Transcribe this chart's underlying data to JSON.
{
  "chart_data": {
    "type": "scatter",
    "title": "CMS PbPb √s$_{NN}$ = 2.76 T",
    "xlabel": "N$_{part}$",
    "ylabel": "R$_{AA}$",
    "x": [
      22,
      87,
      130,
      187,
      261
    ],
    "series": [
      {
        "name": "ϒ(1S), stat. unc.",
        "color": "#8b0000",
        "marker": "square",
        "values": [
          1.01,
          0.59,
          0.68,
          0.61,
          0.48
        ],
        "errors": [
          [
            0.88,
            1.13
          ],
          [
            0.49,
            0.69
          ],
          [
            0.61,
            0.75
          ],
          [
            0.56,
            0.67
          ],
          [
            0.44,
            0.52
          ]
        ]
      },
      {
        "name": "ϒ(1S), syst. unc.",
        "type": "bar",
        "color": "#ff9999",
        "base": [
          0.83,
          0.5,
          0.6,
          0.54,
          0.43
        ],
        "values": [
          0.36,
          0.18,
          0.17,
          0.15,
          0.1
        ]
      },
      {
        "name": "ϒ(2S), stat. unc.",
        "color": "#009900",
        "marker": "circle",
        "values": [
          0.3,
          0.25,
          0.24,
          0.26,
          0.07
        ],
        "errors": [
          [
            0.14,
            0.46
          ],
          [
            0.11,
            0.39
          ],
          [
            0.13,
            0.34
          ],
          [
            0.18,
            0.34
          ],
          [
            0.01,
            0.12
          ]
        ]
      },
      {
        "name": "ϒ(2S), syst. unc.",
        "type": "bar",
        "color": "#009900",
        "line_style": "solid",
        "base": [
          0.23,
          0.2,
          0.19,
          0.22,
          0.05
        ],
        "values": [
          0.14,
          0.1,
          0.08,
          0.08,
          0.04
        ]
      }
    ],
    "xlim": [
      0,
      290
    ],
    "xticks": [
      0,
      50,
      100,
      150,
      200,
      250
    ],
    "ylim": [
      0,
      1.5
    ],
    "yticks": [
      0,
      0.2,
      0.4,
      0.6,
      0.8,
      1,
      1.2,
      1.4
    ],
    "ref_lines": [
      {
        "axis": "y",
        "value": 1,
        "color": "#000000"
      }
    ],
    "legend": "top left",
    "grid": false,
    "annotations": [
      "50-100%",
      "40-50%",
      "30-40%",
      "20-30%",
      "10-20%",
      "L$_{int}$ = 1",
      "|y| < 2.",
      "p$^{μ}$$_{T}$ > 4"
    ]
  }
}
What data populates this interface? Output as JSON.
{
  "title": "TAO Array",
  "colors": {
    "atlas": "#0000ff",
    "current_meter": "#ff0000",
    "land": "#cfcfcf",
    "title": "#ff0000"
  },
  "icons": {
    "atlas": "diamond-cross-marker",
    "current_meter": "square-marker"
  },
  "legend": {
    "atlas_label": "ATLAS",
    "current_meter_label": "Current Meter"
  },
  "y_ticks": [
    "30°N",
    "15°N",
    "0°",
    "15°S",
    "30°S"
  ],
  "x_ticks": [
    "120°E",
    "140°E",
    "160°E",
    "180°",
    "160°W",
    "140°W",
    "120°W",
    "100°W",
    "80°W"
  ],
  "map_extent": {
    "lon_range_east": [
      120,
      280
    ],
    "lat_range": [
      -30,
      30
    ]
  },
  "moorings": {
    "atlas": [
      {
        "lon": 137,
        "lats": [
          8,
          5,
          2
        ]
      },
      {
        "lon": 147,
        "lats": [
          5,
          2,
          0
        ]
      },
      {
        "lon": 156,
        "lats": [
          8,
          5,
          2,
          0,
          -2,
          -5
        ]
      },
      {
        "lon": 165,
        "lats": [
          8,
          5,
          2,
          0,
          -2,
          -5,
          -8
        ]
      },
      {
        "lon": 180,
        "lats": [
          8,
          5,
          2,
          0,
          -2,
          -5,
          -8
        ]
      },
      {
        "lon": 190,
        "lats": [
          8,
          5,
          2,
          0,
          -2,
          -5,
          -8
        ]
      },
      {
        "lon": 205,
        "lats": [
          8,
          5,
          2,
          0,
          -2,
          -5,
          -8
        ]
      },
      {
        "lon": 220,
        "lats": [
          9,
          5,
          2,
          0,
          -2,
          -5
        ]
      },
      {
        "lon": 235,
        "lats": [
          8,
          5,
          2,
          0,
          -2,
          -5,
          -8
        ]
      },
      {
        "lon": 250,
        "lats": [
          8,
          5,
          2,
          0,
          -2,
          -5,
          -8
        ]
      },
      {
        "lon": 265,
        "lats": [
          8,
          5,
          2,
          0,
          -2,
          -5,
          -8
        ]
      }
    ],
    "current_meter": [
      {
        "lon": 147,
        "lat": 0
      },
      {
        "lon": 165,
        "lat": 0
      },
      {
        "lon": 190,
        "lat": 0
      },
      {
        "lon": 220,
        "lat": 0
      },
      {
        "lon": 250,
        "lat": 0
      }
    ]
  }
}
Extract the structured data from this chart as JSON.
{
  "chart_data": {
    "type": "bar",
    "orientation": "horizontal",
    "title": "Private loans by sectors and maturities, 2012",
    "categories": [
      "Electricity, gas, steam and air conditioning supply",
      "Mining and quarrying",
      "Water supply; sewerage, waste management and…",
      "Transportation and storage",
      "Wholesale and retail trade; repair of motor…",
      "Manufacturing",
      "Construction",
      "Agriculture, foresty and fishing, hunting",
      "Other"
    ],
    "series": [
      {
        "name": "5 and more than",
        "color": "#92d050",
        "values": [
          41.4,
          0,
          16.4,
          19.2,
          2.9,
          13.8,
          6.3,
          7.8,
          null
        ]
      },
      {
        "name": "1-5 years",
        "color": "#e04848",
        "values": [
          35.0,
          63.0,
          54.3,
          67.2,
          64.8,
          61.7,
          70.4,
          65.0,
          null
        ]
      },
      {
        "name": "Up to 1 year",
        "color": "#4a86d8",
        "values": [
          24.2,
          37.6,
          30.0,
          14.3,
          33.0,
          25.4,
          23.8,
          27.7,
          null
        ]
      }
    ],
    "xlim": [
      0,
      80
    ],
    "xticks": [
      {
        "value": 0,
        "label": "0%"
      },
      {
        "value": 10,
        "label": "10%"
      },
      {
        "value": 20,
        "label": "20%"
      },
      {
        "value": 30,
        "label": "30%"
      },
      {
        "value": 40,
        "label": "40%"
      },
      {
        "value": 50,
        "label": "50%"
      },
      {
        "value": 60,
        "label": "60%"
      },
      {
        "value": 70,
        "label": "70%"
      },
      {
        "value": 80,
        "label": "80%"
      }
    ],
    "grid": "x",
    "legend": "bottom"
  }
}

[Work to be completed]:
Transcribe the full listing above without leaving anything out.

[Answer]:
Transcribe this chart's underlying data to JSON.
{
  "chart_data": {
    "type": "scatter",
    "title": "CMS PbPb √s$_{NN}$ = 2.76 T",
    "xlabel": "N$_{part}$",
    "ylabel": "R$_{AA}$",
    "x": [
      22,
      87,
      130,
      187,
      261
    ],
    "series": [
      {
        "name": "ϒ(1S), stat. unc.",
        "color": "#8b0000",
        "marker": "square",
        "values": [
          1.01,
          0.59,
          0.68,
          0.61,
          0.48
        ],
        "errors": [
          [
            0.88,
            1.13
          ],
          [
            0.49,
            0.69
          ],
          [
            0.61,
            0.75
          ],
          [
            0.56,
            0.67
          ],
          [
            0.44,
            0.52
          ]
        ]
      },
      {
        "name": "ϒ(1S), syst. unc.",
        "type": "bar",
        "color": "#ff9999",
        "base": [
          0.83,
          0.5,
          0.6,
          0.54,
          0.43
        ],
        "values": [
          0.36,
          0.18,
          0.17,
          0.15,
          0.1
        ]
      },
      {
        "name": "ϒ(2S), stat. unc.",
        "color": "#009900",
        "marker": "circle",
        "values": [
          0.3,
          0.25,
          0.24,
          0.26,
          0.07
        ],
        "errors": [
          [
            0.14,
            0.46
          ],
          [
            0.11,
            0.39
          ],
          [
            0.13,
            0.34
          ],
          [
            0.18,
            0.34
          ],
          [
            0.01,
            0.12
          ]
        ]
      },
      {
        "name": "ϒ(2S), syst. unc.",
        "type": "bar",
        "color": "#009900",
        "line_style": "solid",
        "base": [
          0.23,
          0.2,
          0.19,
          0.22,
          0.05
        ],
        "values": [
          0.14,
          0.1,
          0.08,
          0.08,
          0.04
        ]
      }
    ],
    "xlim": [
      0,
      290
    ],
    "xticks": [
      0,
      50,
      100,
      150,
      200,
      250
    ],
    "ylim": [
      0,
      1.5
    ],
    "yticks": [
      0,
      0.2,
      0.4,
      0.6,
      0.8,
      1,
      1.2,
      1.4
    ],
    "ref_lines": [
      {
        "axis": "y",
        "value": 1,
        "color": "#000000"
      }
    ],
    "legend": "top left",
    "grid": false,
    "annotations": [
      "50-100%",
      "40-50%",
      "30-40%",
      "20-30%",
      "10-20%",
      "L$_{int}$ = 1",
      "|y| < 2.",
      "p$^{μ}$$_{T}$ > 4"
    ]
  }
}
What data populates this interface? Output as JSON.
{
  "title": "TAO Array",
  "colors": {
    "atlas": "#0000ff",
    "current_meter": "#ff0000",
    "land": "#cfcfcf",
    "title": "#ff0000"
  },
  "icons": {
    "atlas": "diamond-cross-marker",
    "current_meter": "square-marker"
  },
  "legend": {
    "atlas_label": "ATLAS",
    "current_meter_label": "Current Meter"
  },
  "y_ticks": [
    "30°N",
    "15°N",
    "0°",
    "15°S",
    "30°S"
  ],
  "x_ticks": [
    "120°E",
    "140°E",
    "160°E",
    "180°",
    "160°W",
    "140°W",
    "120°W",
    "100°W",
    "80°W"
  ],
  "map_extent": {
    "lon_range_east": [
      120,
      280
    ],
    "lat_range": [
      -30,
      30
    ]
  },
  "moorings": {
    "atlas": [
      {
        "lon": 137,
        "lats": [
          8,
          5,
          2
        ]
      },
      {
        "lon": 147,
        "lats": [
          5,
          2,
          0
        ]
      },
      {
        "lon": 156,
        "lats": [
          8,
          5,
          2,
          0,
          -2,
          -5
        ]
      },
      {
        "lon": 165,
        "lats": [
          8,
          5,
          2,
          0,
          -2,
          -5,
          -8
        ]
      },
      {
        "lon": 180,
        "lats": [
          8,
          5,
          2,
          0,
          -2,
          -5,
          -8
        ]
      },
      {
        "lon": 190,
        "lats": [
          8,
          5,
          2,
          0,
          -2,
          -5,
          -8
        ]
      },
      {
        "lon": 205,
        "lats": [
          8,
          5,
          2,
          0,
          -2,
          -5,
          -8
        ]
      },
      {
        "lon": 220,
        "lats": [
          9,
          5,
          2,
          0,
          -2,
          -5
        ]
      },
      {
        "lon": 235,
        "lats": [
          8,
          5,
          2,
          0,
          -2,
          -5,
          -8
        ]
      },
      {
        "lon": 250,
        "lats": [
          8,
          5,
          2,
          0,
          -2,
          -5,
          -8
        ]
      },
      {
        "lon": 265,
        "lats": [
          8,
          5,
          2,
          0,
          -2,
          -5,
          -8
        ]
      }
    ],
    "current_meter": [
      {
        "lon": 147,
        "lat": 0
      },
      {
        "lon": 165,
        "lat": 0
      },
      {
        "lon": 190,
        "lat": 0
      },
      {
        "lon": 220,
        "lat": 0
      },
      {
        "lon": 250,
        "lat": 0
      }
    ]
  }
}
Extract the structured data from this chart as JSON.
{
  "chart_data": {
    "type": "bar",
    "orientation": "horizontal",
    "title": "Private loans by sectors and maturities, 2012",
    "categories": [
      "Electricity, gas, steam and air conditioning supply",
      "Mining and quarrying",
      "Water supply; sewerage, waste management and…",
      "Transportation and storage",
      "Wholesale and retail trade; repair of motor…",
      "Manufacturing",
      "Construction",
      "Agriculture, foresty and fishing, hunting",
      "Other"
    ],
    "series": [
      {
        "name": "5 and more than",
        "color": "#92d050",
        "values": [
          41.4,
          0,
          16.4,
          19.2,
          2.9,
          13.8,
          6.3,
          7.8,
          null
        ]
      },
      {
        "name": "1-5 years",
        "color": "#e04848",
        "values": [
          35.0,
          63.0,
          54.3,
          67.2,
          64.8,
          61.7,
          70.4,
          65.0,
          null
        ]
      },
      {
        "name": "Up to 1 year",
        "color": "#4a86d8",
        "values": [
          24.2,
          37.6,
          30.0,
          14.3,
          33.0,
          25.4,
          23.8,
          27.7,
          null
        ]
      }
    ],
    "xlim": [
      0,
      80
    ],
    "xticks": [
      {
        "value": 0,
        "label": "0%"
      },
      {
        "value": 10,
        "label": "10%"
      },
      {
        "value": 20,
        "label": "20%"
      },
      {
        "value": 30,
        "label": "30%"
      },
      {
        "value": 40,
        "label": "40%"
      },
      {
        "value": 50,
        "label": "50%"
      },
      {
        "value": 60,
        "label": "60%"
      },
      {
        "value": 70,
        "label": "70%"
      },
      {
        "value": 80,
        "label": "80%"
      }
    ],
    "grid": "x",
    "legend": "bottom"
  }
}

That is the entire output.